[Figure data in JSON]
- - - - - - -

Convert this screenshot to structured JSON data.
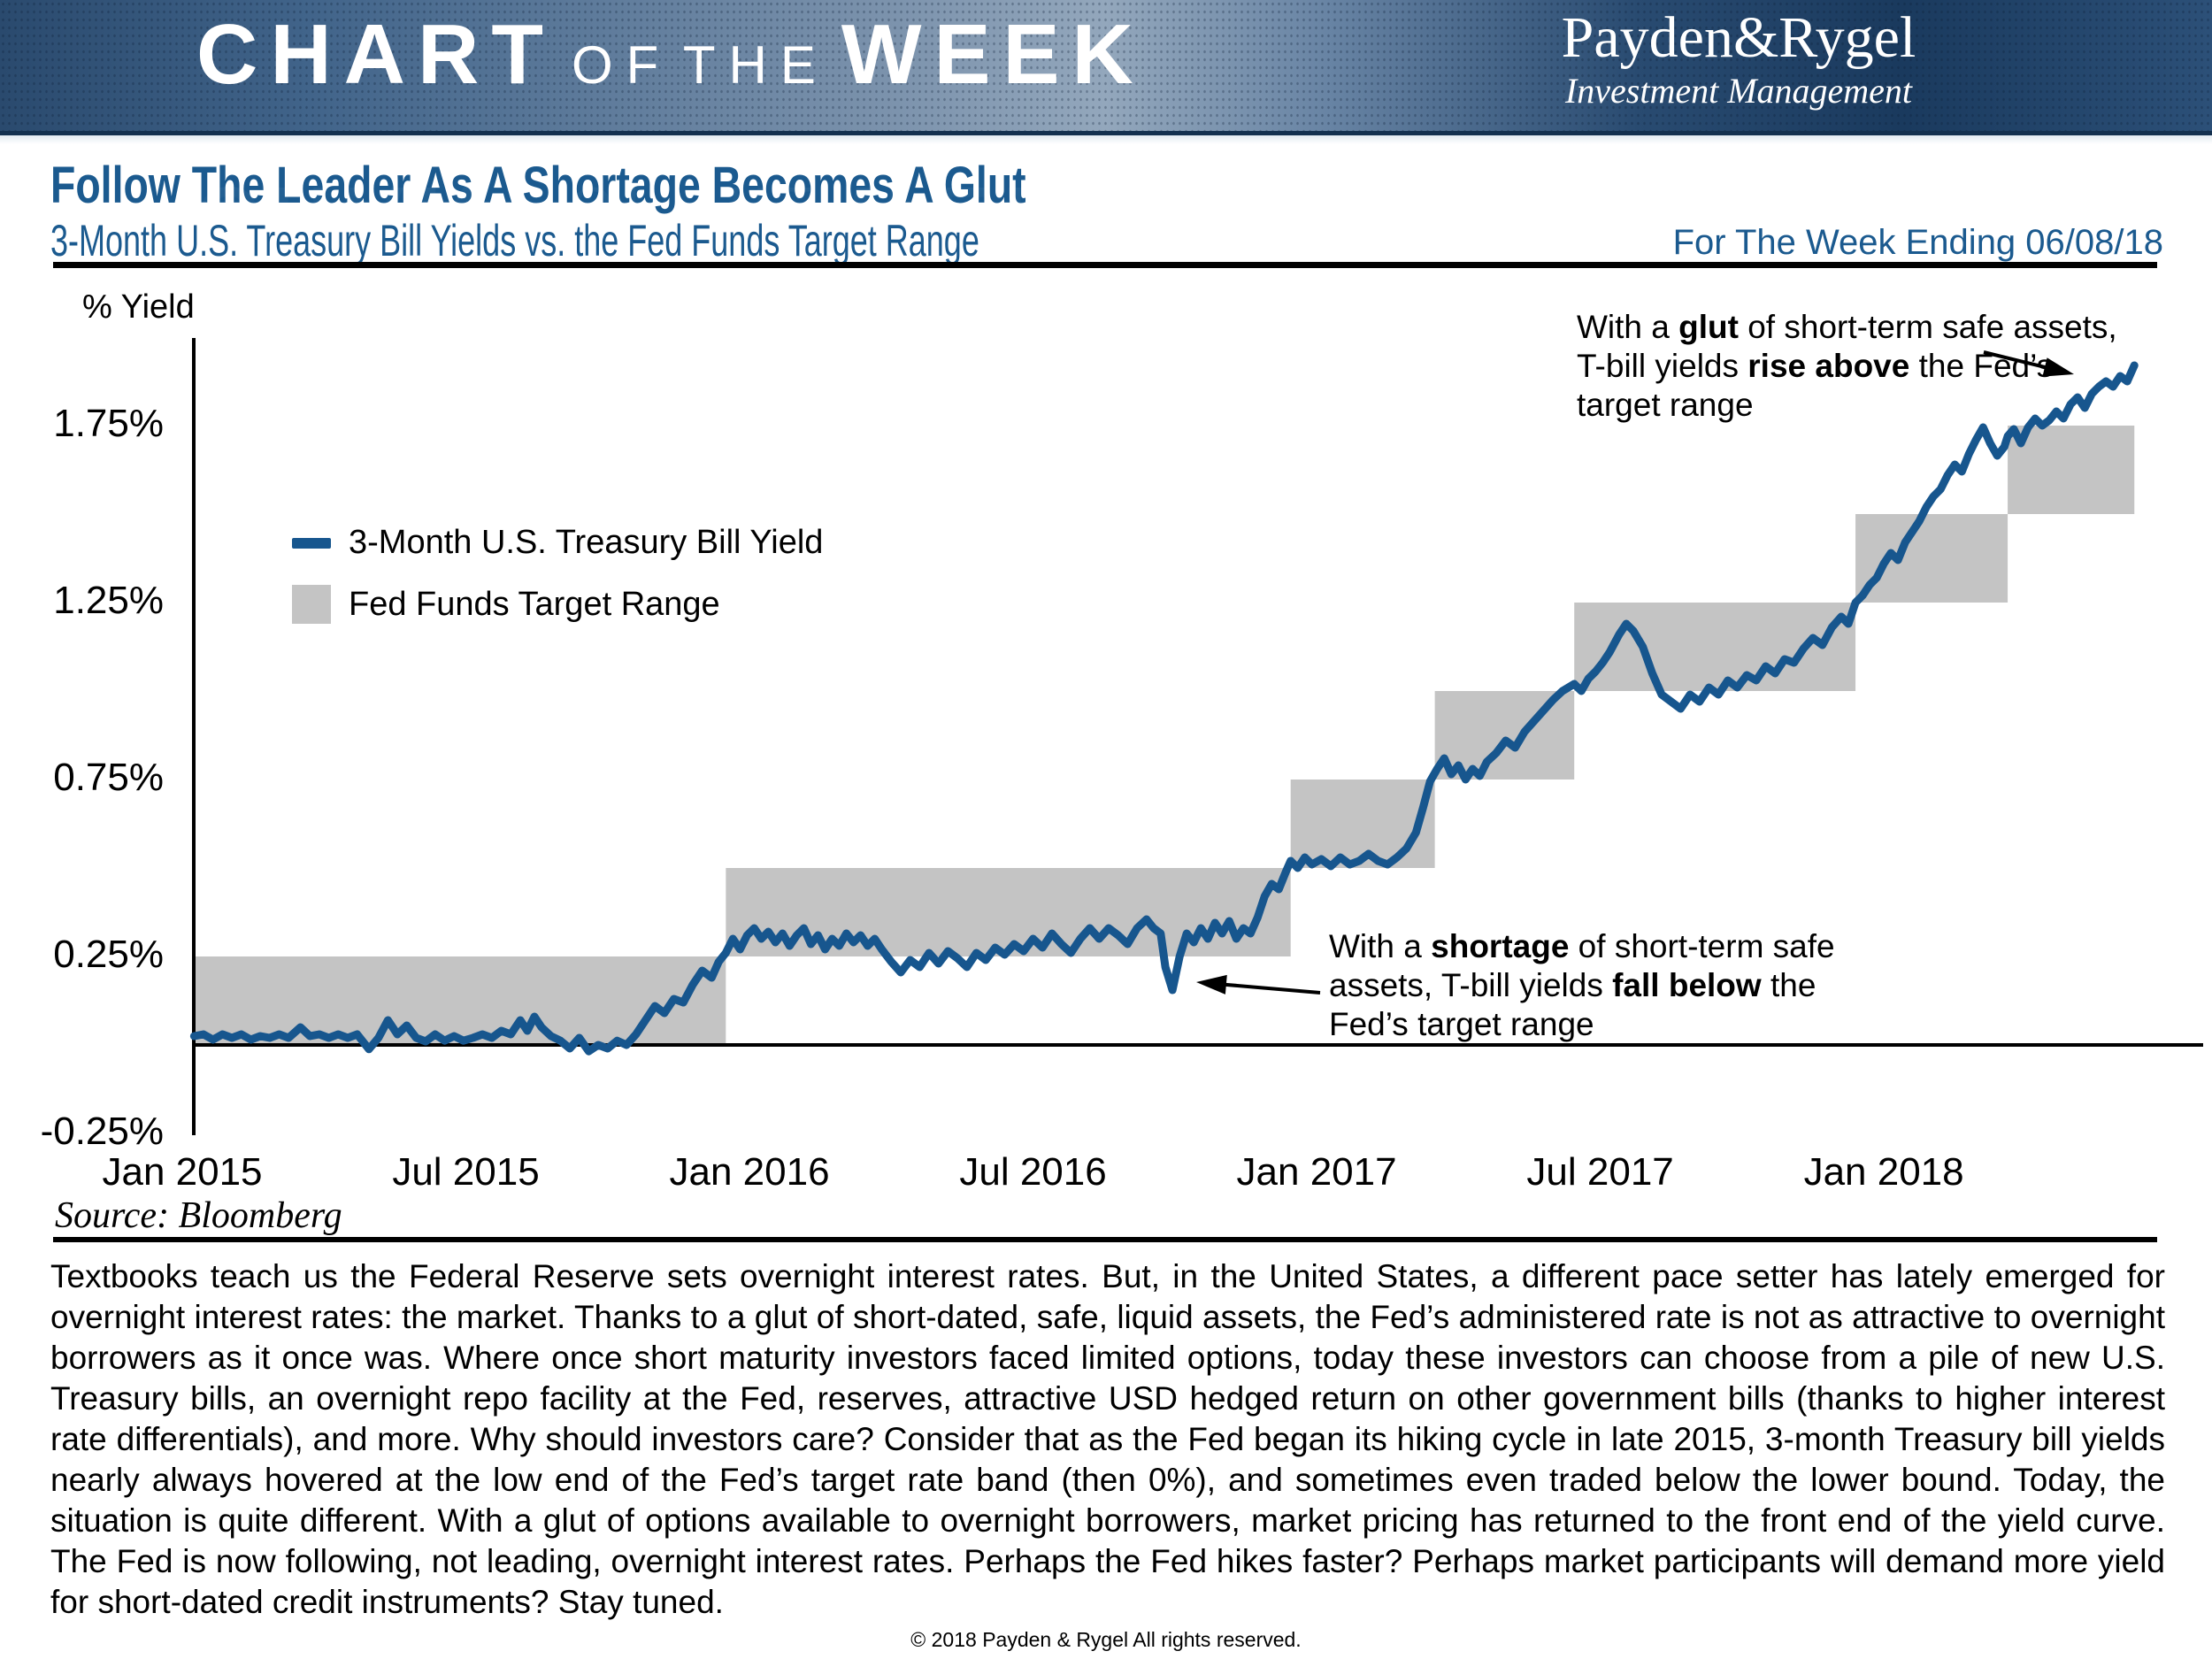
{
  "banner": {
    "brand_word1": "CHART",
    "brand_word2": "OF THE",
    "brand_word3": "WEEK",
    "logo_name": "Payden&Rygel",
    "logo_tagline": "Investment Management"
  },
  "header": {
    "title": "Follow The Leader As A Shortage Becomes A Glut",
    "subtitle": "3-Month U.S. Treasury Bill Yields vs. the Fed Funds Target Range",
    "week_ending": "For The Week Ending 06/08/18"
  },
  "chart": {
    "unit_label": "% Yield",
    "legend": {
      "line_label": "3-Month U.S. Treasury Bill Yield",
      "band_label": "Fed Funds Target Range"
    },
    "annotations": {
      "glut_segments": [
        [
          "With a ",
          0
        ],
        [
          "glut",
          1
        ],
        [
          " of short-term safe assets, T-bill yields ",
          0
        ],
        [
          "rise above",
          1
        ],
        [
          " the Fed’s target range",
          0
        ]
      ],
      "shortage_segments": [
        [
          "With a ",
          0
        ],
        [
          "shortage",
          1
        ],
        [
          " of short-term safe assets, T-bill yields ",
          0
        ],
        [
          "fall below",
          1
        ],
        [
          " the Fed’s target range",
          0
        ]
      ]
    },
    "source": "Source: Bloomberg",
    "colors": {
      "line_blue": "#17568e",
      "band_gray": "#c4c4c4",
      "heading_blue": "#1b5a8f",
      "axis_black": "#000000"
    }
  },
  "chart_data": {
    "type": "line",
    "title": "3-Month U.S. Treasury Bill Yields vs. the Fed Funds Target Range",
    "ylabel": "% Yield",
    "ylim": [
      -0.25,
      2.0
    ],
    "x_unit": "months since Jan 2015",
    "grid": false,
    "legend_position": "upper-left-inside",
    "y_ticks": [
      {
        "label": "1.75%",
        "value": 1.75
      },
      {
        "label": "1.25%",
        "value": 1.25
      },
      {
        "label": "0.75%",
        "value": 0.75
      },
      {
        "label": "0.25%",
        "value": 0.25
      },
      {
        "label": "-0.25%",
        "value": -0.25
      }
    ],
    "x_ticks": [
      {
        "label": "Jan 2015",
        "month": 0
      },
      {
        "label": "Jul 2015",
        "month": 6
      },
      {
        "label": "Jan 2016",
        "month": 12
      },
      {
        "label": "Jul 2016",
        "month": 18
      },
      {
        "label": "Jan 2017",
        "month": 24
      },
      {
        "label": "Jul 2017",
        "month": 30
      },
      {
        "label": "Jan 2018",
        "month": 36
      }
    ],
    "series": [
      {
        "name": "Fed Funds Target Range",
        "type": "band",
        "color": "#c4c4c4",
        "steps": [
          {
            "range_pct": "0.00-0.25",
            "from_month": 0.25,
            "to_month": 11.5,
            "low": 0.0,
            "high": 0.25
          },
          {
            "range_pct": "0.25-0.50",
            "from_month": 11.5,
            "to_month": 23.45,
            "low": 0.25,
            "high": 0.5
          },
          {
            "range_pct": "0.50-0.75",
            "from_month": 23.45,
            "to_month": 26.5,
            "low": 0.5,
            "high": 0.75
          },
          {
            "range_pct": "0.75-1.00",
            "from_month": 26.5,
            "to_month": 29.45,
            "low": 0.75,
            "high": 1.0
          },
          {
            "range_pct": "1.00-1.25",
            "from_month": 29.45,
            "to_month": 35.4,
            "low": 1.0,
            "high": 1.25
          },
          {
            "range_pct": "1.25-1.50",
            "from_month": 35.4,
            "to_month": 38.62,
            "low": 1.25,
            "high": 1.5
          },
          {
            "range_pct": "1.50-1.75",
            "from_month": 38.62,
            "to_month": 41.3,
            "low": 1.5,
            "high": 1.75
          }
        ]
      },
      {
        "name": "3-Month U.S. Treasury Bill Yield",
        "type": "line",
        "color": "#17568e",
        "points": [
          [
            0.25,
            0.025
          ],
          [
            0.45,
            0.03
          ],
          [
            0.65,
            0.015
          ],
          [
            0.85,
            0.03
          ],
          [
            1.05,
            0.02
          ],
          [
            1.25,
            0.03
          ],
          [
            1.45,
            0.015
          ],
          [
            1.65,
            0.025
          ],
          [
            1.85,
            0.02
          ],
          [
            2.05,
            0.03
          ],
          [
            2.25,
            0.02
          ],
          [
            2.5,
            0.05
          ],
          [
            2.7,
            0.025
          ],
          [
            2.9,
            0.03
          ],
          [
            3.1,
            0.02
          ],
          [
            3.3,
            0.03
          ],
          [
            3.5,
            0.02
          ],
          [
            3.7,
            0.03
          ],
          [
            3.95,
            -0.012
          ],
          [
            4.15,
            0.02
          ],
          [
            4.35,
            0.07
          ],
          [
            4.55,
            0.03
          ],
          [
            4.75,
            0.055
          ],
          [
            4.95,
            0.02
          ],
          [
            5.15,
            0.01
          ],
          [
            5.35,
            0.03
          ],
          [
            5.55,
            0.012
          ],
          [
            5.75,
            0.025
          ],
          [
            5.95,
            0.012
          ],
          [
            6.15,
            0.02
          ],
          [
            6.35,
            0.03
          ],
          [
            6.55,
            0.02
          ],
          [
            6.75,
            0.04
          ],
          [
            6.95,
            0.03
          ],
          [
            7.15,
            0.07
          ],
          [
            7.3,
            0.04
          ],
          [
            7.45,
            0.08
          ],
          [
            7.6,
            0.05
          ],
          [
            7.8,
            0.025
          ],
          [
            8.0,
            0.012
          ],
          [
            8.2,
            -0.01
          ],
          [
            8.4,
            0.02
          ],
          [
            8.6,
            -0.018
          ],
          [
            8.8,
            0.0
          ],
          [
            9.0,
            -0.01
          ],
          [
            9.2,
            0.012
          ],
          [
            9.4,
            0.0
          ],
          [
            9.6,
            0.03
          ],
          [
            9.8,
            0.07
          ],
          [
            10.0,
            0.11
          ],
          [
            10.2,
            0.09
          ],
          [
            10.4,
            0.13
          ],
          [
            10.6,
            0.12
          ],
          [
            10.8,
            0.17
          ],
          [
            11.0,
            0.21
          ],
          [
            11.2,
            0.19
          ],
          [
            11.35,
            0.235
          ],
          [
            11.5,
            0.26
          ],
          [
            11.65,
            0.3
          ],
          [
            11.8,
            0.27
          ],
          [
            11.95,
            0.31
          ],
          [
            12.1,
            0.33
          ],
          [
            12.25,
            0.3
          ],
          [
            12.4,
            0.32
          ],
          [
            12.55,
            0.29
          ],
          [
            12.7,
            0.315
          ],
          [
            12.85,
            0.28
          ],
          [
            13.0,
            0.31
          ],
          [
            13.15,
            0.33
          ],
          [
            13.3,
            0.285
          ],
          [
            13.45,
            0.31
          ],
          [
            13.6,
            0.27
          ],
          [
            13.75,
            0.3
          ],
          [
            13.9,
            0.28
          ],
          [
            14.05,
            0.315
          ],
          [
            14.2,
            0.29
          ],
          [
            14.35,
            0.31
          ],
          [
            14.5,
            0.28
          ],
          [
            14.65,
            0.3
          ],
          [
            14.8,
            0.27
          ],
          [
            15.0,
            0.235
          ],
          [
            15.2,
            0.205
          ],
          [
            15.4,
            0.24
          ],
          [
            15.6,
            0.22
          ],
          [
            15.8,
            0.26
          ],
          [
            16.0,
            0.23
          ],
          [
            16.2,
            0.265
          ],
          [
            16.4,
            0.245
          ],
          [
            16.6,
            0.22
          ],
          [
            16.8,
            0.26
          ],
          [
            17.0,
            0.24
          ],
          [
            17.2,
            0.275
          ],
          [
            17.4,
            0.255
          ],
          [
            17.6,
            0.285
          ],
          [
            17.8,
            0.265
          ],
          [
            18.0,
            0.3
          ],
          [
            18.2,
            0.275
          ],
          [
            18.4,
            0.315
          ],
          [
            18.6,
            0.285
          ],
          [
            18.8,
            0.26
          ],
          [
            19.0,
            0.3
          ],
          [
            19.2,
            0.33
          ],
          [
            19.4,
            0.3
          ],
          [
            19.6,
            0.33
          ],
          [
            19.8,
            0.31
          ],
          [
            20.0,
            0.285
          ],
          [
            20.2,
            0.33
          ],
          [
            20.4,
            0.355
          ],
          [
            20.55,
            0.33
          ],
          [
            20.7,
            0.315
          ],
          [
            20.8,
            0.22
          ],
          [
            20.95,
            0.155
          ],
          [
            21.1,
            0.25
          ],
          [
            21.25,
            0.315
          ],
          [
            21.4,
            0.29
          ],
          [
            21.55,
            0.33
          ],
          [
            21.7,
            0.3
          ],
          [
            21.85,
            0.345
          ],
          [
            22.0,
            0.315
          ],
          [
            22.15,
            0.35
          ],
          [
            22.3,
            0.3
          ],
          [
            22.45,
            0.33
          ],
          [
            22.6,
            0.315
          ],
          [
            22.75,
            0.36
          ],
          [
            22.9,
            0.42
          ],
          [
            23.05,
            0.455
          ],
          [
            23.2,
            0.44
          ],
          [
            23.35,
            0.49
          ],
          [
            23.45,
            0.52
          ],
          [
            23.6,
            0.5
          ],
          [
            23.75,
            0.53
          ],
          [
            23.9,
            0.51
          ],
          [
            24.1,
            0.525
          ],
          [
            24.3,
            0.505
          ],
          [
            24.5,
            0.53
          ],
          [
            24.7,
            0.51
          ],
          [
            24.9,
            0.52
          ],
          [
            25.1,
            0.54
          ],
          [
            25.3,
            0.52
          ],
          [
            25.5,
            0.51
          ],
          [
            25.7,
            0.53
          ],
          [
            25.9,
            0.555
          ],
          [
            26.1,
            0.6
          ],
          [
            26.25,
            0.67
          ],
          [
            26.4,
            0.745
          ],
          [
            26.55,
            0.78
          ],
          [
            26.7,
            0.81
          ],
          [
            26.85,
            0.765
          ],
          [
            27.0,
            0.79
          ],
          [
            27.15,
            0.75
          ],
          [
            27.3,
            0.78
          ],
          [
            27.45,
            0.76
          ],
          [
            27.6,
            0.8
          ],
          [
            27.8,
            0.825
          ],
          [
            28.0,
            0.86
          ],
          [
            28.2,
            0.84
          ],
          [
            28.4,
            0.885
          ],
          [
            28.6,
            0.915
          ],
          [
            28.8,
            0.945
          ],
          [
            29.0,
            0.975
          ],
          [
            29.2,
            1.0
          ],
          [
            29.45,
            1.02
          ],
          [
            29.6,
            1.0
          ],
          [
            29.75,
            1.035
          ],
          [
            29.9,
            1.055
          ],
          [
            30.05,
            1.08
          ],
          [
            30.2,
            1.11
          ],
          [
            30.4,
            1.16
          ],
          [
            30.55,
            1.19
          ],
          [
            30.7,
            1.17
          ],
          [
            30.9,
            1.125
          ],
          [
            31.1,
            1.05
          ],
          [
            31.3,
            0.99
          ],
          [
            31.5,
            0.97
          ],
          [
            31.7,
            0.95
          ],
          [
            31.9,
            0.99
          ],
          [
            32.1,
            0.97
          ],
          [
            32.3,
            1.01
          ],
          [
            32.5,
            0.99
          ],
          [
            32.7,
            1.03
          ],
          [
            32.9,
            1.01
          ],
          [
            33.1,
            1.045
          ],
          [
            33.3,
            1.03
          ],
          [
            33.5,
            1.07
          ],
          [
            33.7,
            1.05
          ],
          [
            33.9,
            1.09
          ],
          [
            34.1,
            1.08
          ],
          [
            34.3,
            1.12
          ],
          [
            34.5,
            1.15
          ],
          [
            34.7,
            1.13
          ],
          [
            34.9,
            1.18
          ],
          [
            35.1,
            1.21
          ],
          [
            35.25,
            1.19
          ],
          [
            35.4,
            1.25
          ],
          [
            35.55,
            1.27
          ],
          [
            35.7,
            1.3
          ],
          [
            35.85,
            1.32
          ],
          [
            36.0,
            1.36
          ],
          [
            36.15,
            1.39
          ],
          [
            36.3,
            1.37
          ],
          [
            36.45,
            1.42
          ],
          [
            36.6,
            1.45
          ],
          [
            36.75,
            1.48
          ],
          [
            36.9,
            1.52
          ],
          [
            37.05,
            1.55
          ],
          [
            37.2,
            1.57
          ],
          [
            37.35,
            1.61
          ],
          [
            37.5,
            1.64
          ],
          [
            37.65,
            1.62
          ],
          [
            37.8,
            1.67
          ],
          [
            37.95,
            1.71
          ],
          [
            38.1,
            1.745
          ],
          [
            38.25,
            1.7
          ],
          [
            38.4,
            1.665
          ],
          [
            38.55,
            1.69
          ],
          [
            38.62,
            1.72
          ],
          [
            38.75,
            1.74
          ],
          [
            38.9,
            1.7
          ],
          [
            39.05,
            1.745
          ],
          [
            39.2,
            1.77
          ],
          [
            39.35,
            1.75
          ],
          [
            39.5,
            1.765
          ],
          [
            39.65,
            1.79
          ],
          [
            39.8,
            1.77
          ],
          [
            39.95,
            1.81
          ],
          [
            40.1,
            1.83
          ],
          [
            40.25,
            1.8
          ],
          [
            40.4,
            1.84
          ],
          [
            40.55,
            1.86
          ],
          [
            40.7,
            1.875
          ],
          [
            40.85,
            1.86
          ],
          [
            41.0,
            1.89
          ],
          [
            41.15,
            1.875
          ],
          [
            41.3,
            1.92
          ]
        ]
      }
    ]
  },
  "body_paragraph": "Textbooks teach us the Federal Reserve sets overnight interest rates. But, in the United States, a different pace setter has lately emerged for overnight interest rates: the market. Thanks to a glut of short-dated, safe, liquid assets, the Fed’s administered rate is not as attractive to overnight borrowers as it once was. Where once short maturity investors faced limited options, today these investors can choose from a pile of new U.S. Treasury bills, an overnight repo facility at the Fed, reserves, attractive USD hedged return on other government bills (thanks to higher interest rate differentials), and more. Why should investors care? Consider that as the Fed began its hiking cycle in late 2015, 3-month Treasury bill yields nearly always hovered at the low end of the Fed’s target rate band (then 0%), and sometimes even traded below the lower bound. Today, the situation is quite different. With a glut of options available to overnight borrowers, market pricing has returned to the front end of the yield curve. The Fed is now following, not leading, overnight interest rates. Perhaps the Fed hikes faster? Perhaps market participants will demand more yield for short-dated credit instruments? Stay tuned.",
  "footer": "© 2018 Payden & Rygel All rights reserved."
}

- - - - - - -

GOAL OF THE EXERCISE
Find every line in the records above that contains the word "value", and copy each one.

EXERCISE RESULT
        "value": 1.75
        "value": 1.25
        "value": 0.75
        "value": 0.25
        "value": -0.25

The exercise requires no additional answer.